__Exercise inputs__
◆ ◆ ◆

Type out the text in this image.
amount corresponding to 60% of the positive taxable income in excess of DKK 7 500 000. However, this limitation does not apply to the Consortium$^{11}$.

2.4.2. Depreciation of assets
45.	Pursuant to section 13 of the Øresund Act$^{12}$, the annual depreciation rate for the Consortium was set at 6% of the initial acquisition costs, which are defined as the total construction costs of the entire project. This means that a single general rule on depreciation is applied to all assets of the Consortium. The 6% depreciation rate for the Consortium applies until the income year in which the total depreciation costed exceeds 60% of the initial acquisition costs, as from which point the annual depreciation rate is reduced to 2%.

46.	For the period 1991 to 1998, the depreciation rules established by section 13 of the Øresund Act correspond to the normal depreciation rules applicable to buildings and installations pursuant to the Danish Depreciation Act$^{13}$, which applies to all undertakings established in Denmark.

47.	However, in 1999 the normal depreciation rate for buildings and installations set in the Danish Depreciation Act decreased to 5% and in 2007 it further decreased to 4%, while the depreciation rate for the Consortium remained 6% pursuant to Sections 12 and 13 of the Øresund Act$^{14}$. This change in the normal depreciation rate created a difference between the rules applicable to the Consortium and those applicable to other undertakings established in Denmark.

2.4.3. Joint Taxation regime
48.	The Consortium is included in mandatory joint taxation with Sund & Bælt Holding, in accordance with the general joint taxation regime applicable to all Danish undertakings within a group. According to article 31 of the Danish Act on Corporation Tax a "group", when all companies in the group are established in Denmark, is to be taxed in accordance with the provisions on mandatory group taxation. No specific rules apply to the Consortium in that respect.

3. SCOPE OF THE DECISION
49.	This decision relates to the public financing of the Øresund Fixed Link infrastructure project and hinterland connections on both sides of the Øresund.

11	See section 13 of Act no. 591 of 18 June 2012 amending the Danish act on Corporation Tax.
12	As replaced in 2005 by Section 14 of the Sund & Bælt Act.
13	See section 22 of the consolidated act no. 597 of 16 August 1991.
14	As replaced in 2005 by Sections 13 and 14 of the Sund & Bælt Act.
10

◆ ◆ ◆

__Instructions for the task__
Transcribe each record exactly. Leave nothing out.

__Final result__
Type out the text in this image.
amount corresponding to 60% of the positive taxable income in excess of DKK 7 500 000. However, this limitation does not apply to the Consortium$^{11}$.

2.4.2. Depreciation of assets
45.	Pursuant to section 13 of the Øresund Act$^{12}$, the annual depreciation rate for the Consortium was set at 6% of the initial acquisition costs, which are defined as the total construction costs of the entire project. This means that a single general rule on depreciation is applied to all assets of the Consortium. The 6% depreciation rate for the Consortium applies until the income year in which the total depreciation costed exceeds 60% of the initial acquisition costs, as from which point the annual depreciation rate is reduced to 2%.

46.	For the period 1991 to 1998, the depreciation rules established by section 13 of the Øresund Act correspond to the normal depreciation rules applicable to buildings and installations pursuant to the Danish Depreciation Act$^{13}$, which applies to all undertakings established in Denmark.

47.	However, in 1999 the normal depreciation rate for buildings and installations set in the Danish Depreciation Act decreased to 5% and in 2007 it further decreased to 4%, while the depreciation rate for the Consortium remained 6% pursuant to Sections 12 and 13 of the Øresund Act$^{14}$. This change in the normal depreciation rate created a difference between the rules applicable to the Consortium and those applicable to other undertakings established in Denmark.

2.4.3. Joint Taxation regime
48.	The Consortium is included in mandatory joint taxation with Sund & Bælt Holding, in accordance with the general joint taxation regime applicable to all Danish undertakings within a group. According to article 31 of the Danish Act on Corporation Tax a "group", when all companies in the group are established in Denmark, is to be taxed in accordance with the provisions on mandatory group taxation. No specific rules apply to the Consortium in that respect.

3. SCOPE OF THE DECISION
49.	This decision relates to the public financing of the Øresund Fixed Link infrastructure project and hinterland connections on both sides of the Øresund.

11	See section 13 of Act no. 591 of 18 June 2012 amending the Danish act on Corporation Tax.
12	As replaced in 2005 by Section 14 of the Sund & Bælt Act.
13	See section 22 of the consolidated act no. 597 of 16 August 1991.
14	As replaced in 2005 by Sections 13 and 14 of the Sund & Bælt Act.
10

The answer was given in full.